> [Exercise task] The listing below must be repeated word for word, with its images excluded.

> [Given data]
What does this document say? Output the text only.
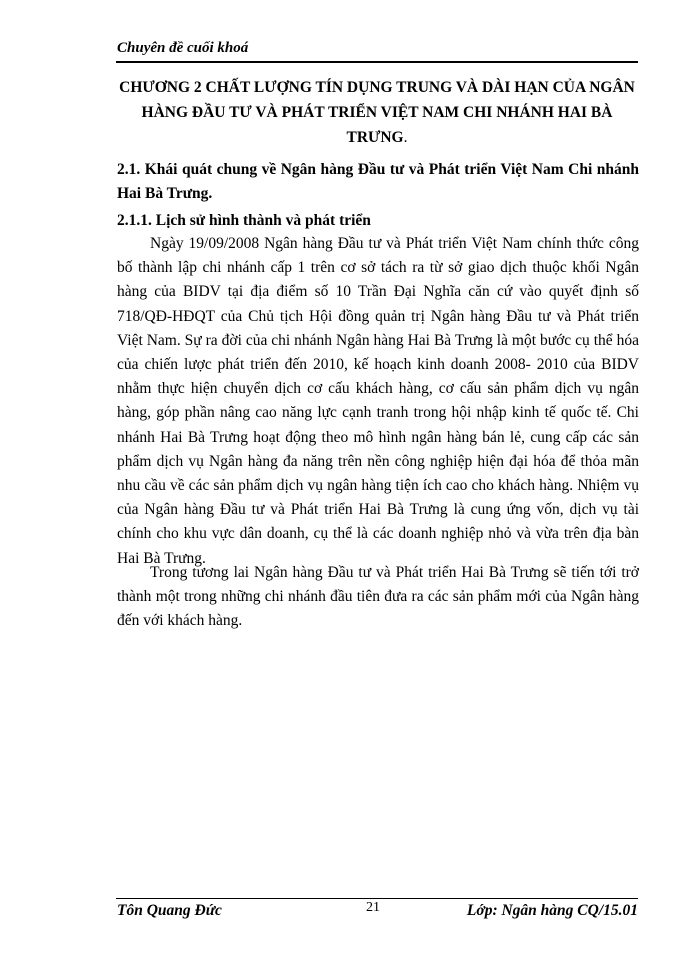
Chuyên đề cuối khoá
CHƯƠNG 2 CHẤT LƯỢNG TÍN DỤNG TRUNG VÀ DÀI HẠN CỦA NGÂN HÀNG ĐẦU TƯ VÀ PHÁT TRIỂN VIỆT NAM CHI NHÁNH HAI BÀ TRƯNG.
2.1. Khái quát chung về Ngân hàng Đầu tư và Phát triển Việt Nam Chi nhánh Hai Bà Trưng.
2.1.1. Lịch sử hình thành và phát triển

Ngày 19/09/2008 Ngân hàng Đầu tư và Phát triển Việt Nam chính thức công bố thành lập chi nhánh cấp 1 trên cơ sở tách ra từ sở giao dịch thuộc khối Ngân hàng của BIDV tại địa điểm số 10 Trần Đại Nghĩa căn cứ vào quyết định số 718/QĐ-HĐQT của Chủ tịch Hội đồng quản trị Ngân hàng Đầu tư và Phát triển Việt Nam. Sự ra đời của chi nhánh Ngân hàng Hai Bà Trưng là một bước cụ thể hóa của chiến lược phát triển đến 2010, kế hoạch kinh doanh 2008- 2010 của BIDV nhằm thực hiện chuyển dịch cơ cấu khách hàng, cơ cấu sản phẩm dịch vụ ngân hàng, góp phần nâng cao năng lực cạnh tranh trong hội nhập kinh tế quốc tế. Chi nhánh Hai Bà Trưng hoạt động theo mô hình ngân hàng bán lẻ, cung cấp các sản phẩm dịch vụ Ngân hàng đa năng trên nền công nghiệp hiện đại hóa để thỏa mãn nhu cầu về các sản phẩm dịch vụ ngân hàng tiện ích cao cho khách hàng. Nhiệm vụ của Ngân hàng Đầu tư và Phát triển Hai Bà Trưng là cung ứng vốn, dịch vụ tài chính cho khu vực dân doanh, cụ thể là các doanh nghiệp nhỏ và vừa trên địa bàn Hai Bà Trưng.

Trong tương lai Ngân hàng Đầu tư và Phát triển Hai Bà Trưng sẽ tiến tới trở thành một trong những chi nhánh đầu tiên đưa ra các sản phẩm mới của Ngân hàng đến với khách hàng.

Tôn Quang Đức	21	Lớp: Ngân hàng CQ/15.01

> [Exercise output]
What does this document say? Output the text only.
Chuyên đề cuối khoá
CHƯƠNG 2 CHẤT LƯỢNG TÍN DỤNG TRUNG VÀ DÀI HẠN CỦA NGÂN HÀNG ĐẦU TƯ VÀ PHÁT TRIỂN VIỆT NAM CHI NHÁNH HAI BÀ TRƯNG.
2.1. Khái quát chung về Ngân hàng Đầu tư và Phát triển Việt Nam Chi nhánh Hai Bà Trưng.
2.1.1. Lịch sử hình thành và phát triển

Ngày 19/09/2008 Ngân hàng Đầu tư và Phát triển Việt Nam chính thức công bố thành lập chi nhánh cấp 1 trên cơ sở tách ra từ sở giao dịch thuộc khối Ngân hàng của BIDV tại địa điểm số 10 Trần Đại Nghĩa căn cứ vào quyết định số 718/QĐ-HĐQT của Chủ tịch Hội đồng quản trị Ngân hàng Đầu tư và Phát triển Việt Nam. Sự ra đời của chi nhánh Ngân hàng Hai Bà Trưng là một bước cụ thể hóa của chiến lược phát triển đến 2010, kế hoạch kinh doanh 2008- 2010 của BIDV nhằm thực hiện chuyển dịch cơ cấu khách hàng, cơ cấu sản phẩm dịch vụ ngân hàng, góp phần nâng cao năng lực cạnh tranh trong hội nhập kinh tế quốc tế. Chi nhánh Hai Bà Trưng hoạt động theo mô hình ngân hàng bán lẻ, cung cấp các sản phẩm dịch vụ Ngân hàng đa năng trên nền công nghiệp hiện đại hóa để thỏa mãn nhu cầu về các sản phẩm dịch vụ ngân hàng tiện ích cao cho khách hàng. Nhiệm vụ của Ngân hàng Đầu tư và Phát triển Hai Bà Trưng là cung ứng vốn, dịch vụ tài chính cho khu vực dân doanh, cụ thể là các doanh nghiệp nhỏ và vừa trên địa bàn Hai Bà Trưng.

Trong tương lai Ngân hàng Đầu tư và Phát triển Hai Bà Trưng sẽ tiến tới trở thành một trong những chi nhánh đầu tiên đưa ra các sản phẩm mới của Ngân hàng đến với khách hàng.

Tôn Quang Đức	21	Lớp: Ngân hàng CQ/15.01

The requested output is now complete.